((

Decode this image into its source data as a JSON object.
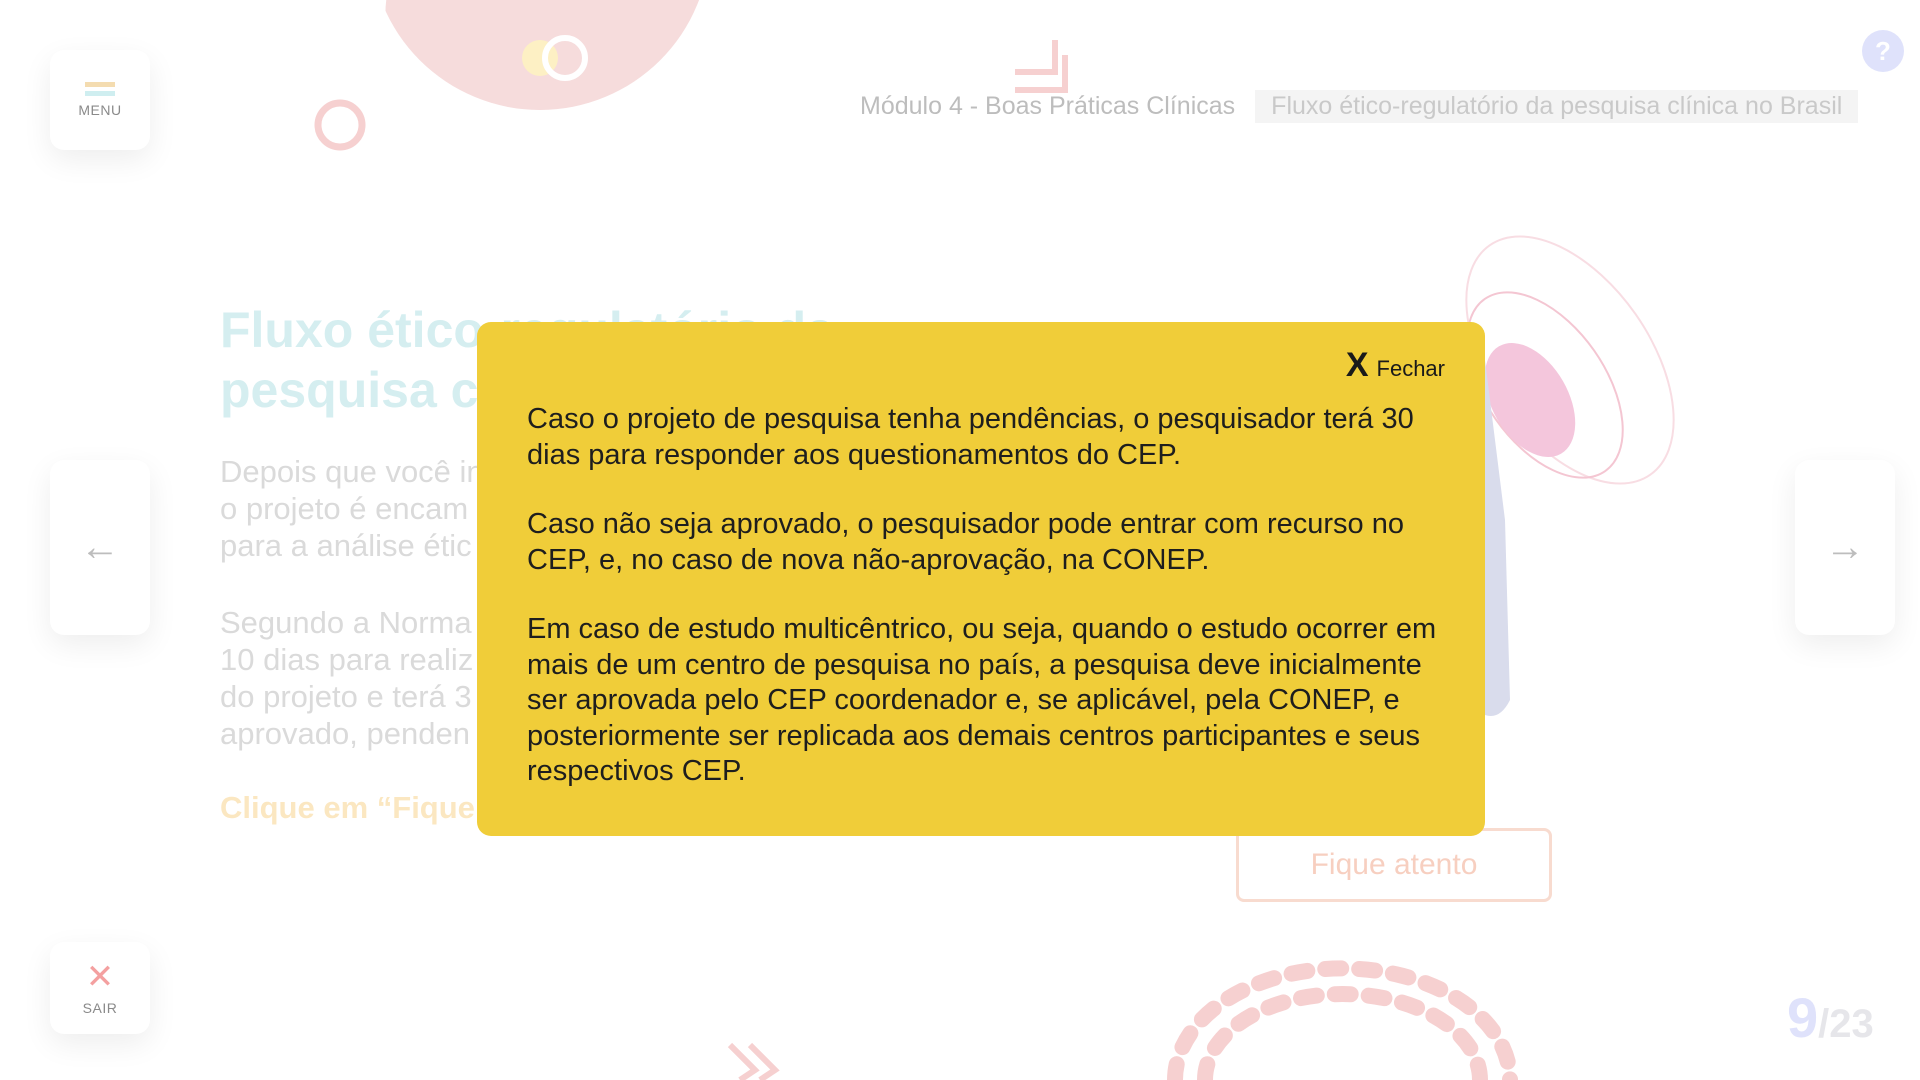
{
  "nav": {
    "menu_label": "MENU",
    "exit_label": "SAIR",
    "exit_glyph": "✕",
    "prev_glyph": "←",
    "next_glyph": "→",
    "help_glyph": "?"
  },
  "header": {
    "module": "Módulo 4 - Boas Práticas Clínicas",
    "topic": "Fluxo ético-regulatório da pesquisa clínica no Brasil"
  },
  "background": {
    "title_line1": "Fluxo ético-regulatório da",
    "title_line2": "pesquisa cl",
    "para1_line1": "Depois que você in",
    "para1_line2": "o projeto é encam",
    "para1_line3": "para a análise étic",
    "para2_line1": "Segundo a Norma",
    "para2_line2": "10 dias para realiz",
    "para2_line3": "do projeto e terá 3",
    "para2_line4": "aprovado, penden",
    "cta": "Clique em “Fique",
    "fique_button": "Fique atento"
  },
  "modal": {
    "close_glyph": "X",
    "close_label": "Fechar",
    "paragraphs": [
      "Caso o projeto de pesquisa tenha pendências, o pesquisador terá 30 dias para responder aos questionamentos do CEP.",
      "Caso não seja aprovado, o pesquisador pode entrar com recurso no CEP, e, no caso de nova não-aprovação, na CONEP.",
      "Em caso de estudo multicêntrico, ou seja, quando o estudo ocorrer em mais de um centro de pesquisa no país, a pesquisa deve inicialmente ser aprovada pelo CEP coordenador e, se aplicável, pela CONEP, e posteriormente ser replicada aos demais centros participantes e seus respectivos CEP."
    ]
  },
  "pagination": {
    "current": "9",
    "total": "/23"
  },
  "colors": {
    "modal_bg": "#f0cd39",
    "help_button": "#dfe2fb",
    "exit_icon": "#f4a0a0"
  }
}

))

## BRIEF
Copy out every line of the material above exactly, skipping the pictures.

## SOLUTION
Decode this image into its source data as a JSON object.
{
  "nav": {
    "menu_label": "MENU",
    "exit_label": "SAIR",
    "exit_glyph": "✕",
    "prev_glyph": "←",
    "next_glyph": "→",
    "help_glyph": "?"
  },
  "header": {
    "module": "Módulo 4 - Boas Práticas Clínicas",
    "topic": "Fluxo ético-regulatório da pesquisa clínica no Brasil"
  },
  "background": {
    "title_line1": "Fluxo ético-regulatório da",
    "title_line2": "pesquisa cl",
    "para1_line1": "Depois que você in",
    "para1_line2": "o projeto é encam",
    "para1_line3": "para a análise étic",
    "para2_line1": "Segundo a Norma",
    "para2_line2": "10 dias para realiz",
    "para2_line3": "do projeto e terá 3",
    "para2_line4": "aprovado, penden",
    "cta": "Clique em “Fique",
    "fique_button": "Fique atento"
  },
  "modal": {
    "close_glyph": "X",
    "close_label": "Fechar",
    "paragraphs": [
      "Caso o projeto de pesquisa tenha pendências, o pesquisador terá 30 dias para responder aos questionamentos do CEP.",
      "Caso não seja aprovado, o pesquisador pode entrar com recurso no CEP, e, no caso de nova não-aprovação, na CONEP.",
      "Em caso de estudo multicêntrico, ou seja, quando o estudo ocorrer em mais de um centro de pesquisa no país, a pesquisa deve inicialmente ser aprovada pelo CEP coordenador e, se aplicável, pela CONEP, e posteriormente ser replicada aos demais centros participantes e seus respectivos CEP."
    ]
  },
  "pagination": {
    "current": "9",
    "total": "/23"
  },
  "colors": {
    "modal_bg": "#f0cd39",
    "help_button": "#dfe2fb",
    "exit_icon": "#f4a0a0"
  }
}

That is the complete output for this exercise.